#### [Goal]
List each line in which the string "image" appears.

Collection entries:

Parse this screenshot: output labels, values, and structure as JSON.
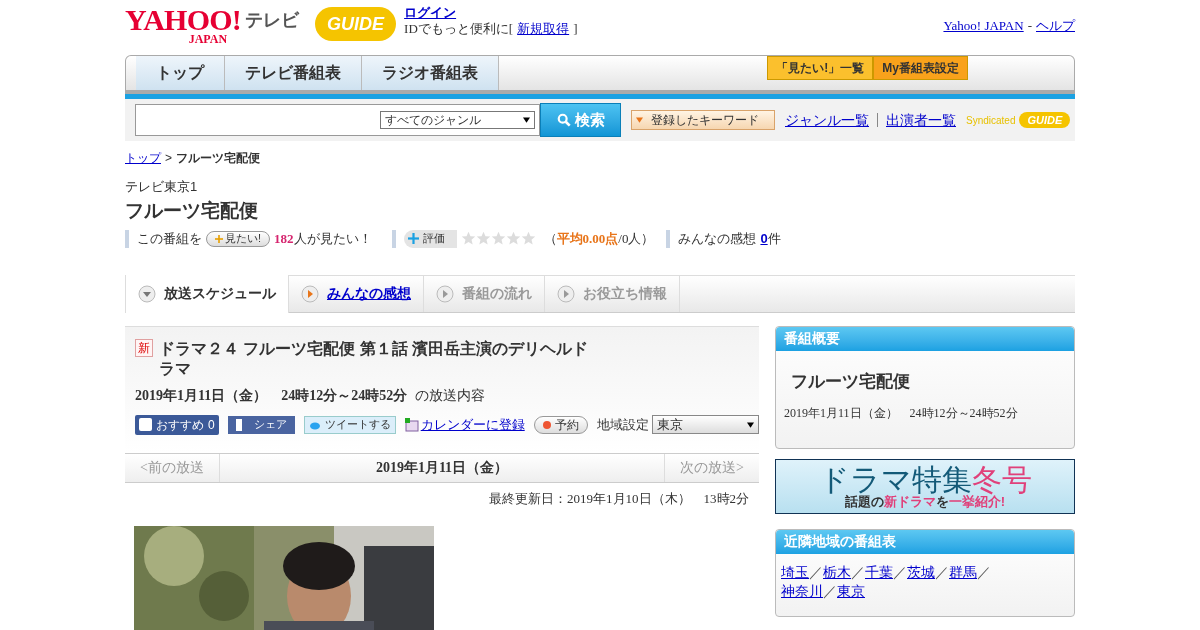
{
  "header": {
    "logo_main": "YAHOO!",
    "logo_sub": "JAPAN",
    "logo_service": "テレビ",
    "guide_logo": "GUIDE",
    "login_link": "ログイン",
    "id_text_before": "IDでもっと便利に[",
    "signup_link": "新規取得",
    "id_text_after": "]",
    "yahoo_link": "Yahoo! JAPAN",
    "separator": "-",
    "help_link": "ヘルプ"
  },
  "nav": {
    "tabs": [
      {
        "label": "トップ",
        "selected": false
      },
      {
        "label": "テレビ番組表",
        "selected": false
      },
      {
        "label": "ラジオ番組表",
        "selected": false
      }
    ],
    "buttons": [
      "「見たい!」一覧",
      "My番組表設定"
    ]
  },
  "search": {
    "genre": "すべてのジャンル",
    "button": "検索",
    "keywords": "登録したキーワード",
    "links": [
      "ジャンル一覧",
      "出演者一覧"
    ],
    "syndicated": "Syndicated",
    "guide_logo": "GUIDE"
  },
  "breadcrumb": {
    "home": "トップ",
    "separator": ">",
    "current": "フルーツ宅配便"
  },
  "channel": "テレビ東京1",
  "title": "フルーツ宅配便",
  "stats": {
    "want_label": "この番組を",
    "want_button": "見たい!",
    "want_count": "182",
    "want_suffix": "人が見たい！",
    "rate_button": "評価",
    "stars": 0,
    "average_open": "（",
    "average": "平均0.00点",
    "average_close": "/0人）",
    "comments_label": "みんなの感想",
    "comments_count": "0",
    "comments_suffix": "件"
  },
  "section_tabs": [
    {
      "label": "放送スケジュール",
      "selected": true,
      "disabled": false
    },
    {
      "label": "みんなの感想",
      "selected": false,
      "disabled": false
    },
    {
      "label": "番組の流れ",
      "selected": false,
      "disabled": true
    },
    {
      "label": "お役立ち情報",
      "selected": false,
      "disabled": true
    }
  ],
  "episode": {
    "new_badge": "新",
    "title": "ドラマ２４ フルーツ宅配便 第１話 濱田岳主演のデリヘルドラマ",
    "airtime": "2019年1月11日（金）　24時12分～24時52分",
    "airtime_suffix": "の放送内容",
    "recommend": "おすすめ",
    "recommend_count": "0",
    "share": "シェア",
    "tweet": "ツイートする",
    "calendar": "カレンダーに登録",
    "reserve": "予約",
    "region_label": "地域設定",
    "region": "東京"
  },
  "pager": {
    "prev": "<前の放送",
    "date": "2019年1月11日（金）",
    "next": "次の放送>"
  },
  "updated": "最終更新日：2019年1月10日（木）　13時2分",
  "sidebar": {
    "summary": {
      "heading": "番組概要",
      "title": "フルーツ宅配便",
      "airtime": "2019年1月11日（金）　24時12分～24時52分"
    },
    "banner": {
      "title_before": "ドラマ特集",
      "title_accent": "冬号",
      "sub_1": "話題の",
      "sub_2": "新ドラマ",
      "sub_3": "を",
      "sub_4": "一挙紹介!"
    },
    "nearby": {
      "heading": "近隣地域の番組表",
      "regions": [
        "埼玉",
        "栃木",
        "千葉",
        "茨城",
        "群馬",
        "神奈川",
        "東京"
      ],
      "separator": "／"
    }
  }
}
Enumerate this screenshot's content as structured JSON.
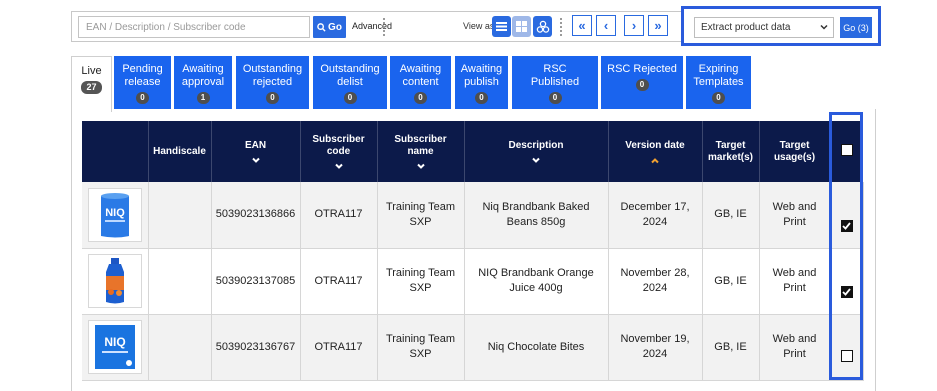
{
  "toolbar": {
    "search_placeholder": "EAN / Description / Subscriber code",
    "go_label": "Go",
    "advanced_label": "Advanced",
    "view_as_label": "View as",
    "pager": [
      "«",
      "‹",
      "›",
      "»"
    ],
    "extract_select_value": "Extract product data",
    "extract_go_label": "Go (3)"
  },
  "tabs": [
    {
      "label": "Live",
      "count": "27"
    },
    {
      "label": "Pending release",
      "count": "0"
    },
    {
      "label": "Awaiting approval",
      "count": "1"
    },
    {
      "label": "Outstanding rejected",
      "count": "0"
    },
    {
      "label": "Outstanding delist",
      "count": "0"
    },
    {
      "label": "Awaiting content",
      "count": "0"
    },
    {
      "label": "Awaiting publish",
      "count": "0"
    },
    {
      "label": "RSC Published",
      "count": "0"
    },
    {
      "label": "RSC Rejected",
      "count": "0"
    },
    {
      "label": "Expiring Templates",
      "count": "0"
    }
  ],
  "table": {
    "headers": [
      "",
      "Handiscale",
      "EAN",
      "Subscriber code",
      "Subscriber name",
      "Description",
      "Version date",
      "Target market(s)",
      "Target usage(s)"
    ],
    "rows": [
      {
        "image": "niq-baked-beans-image",
        "handiscale": "",
        "ean": "5039023136866",
        "subscriber_code": "OTRA117",
        "subscriber_name": "Training Team SXP",
        "description": "Niq Brandbank Baked Beans 850g",
        "version_date": "December 17, 2024",
        "target_markets": "GB, IE",
        "target_usages": "Web and Print",
        "checked": true
      },
      {
        "image": "niq-orange-juice-image",
        "handiscale": "",
        "ean": "5039023137085",
        "subscriber_code": "OTRA117",
        "subscriber_name": "Training Team SXP",
        "description": "NIQ Brandbank Orange Juice 400g",
        "version_date": "November 28, 2024",
        "target_markets": "GB, IE",
        "target_usages": "Web and Print",
        "checked": true
      },
      {
        "image": "niq-chocolate-bites-image",
        "handiscale": "",
        "ean": "5039023136767",
        "subscriber_code": "OTRA117",
        "subscriber_name": "Training Team SXP",
        "description": "Niq Chocolate Bites",
        "version_date": "November 19, 2024",
        "target_markets": "GB, IE",
        "target_usages": "Web and Print",
        "checked": false
      }
    ]
  },
  "colors": {
    "accent": "#1a64ee",
    "header_bg": "#0c1a4a",
    "highlight": "#2a5bdc",
    "sort_active": "#f0a030"
  }
}
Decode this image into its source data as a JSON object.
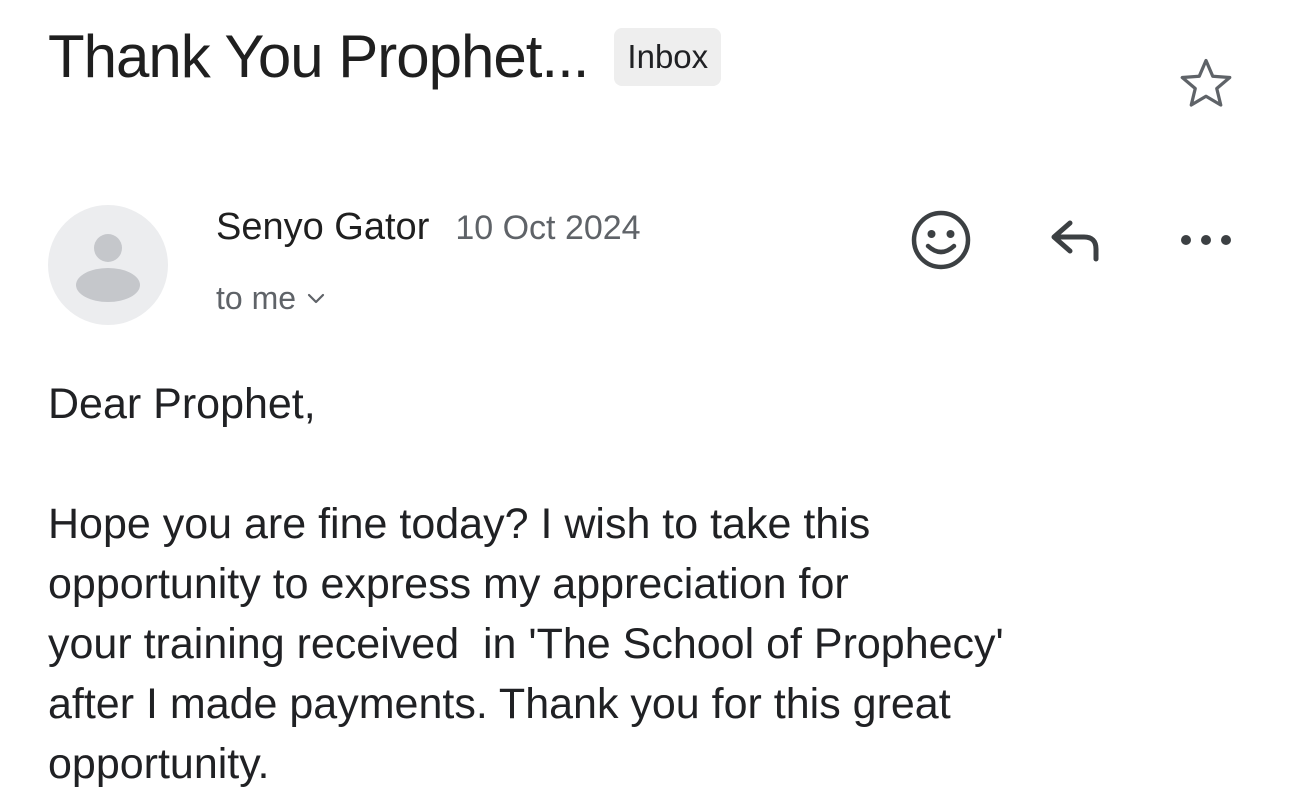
{
  "email": {
    "subject": "Thank You Prophet...",
    "label": "Inbox",
    "sender": {
      "name": "Senyo Gator",
      "date": "10 Oct 2024",
      "recipients": "to me"
    },
    "body": {
      "greeting": "Dear Prophet,",
      "lines": [
        "Hope you are fine today? I wish to take this",
        "opportunity to express my appreciation for",
        "your training received  in 'The School of Prophecy'",
        "after I made payments. Thank you for this great",
        "opportunity."
      ]
    }
  },
  "icons": {
    "star": "star-outline-icon",
    "avatar": "default-avatar-icon",
    "emoji": "add-reaction-icon",
    "reply": "reply-icon",
    "more": "more-horizontal-icon",
    "chevron": "chevron-down-icon"
  },
  "colors": {
    "text_primary": "#1f1f1f",
    "text_secondary": "#5f6368",
    "chip_background": "#eeeeee",
    "avatar_background": "#ecedef",
    "avatar_figure": "#c5c7cb"
  }
}
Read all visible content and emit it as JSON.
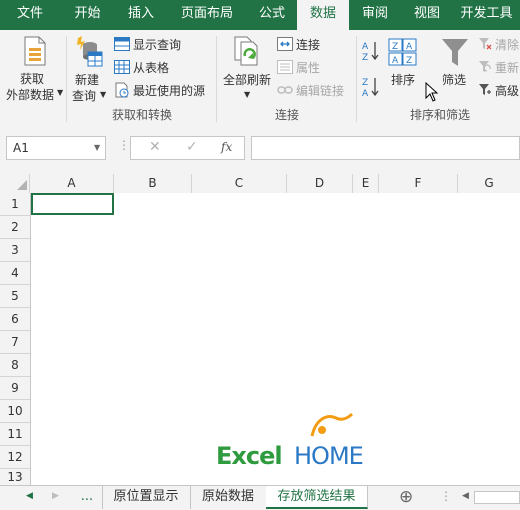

#### [The answer]
        "image": "niq-baked-beans-image",
        "image": "niq-orange-juice-image",
        "image": "niq-chocolate-bites-image",
Decode this image into its source data as a JSON object.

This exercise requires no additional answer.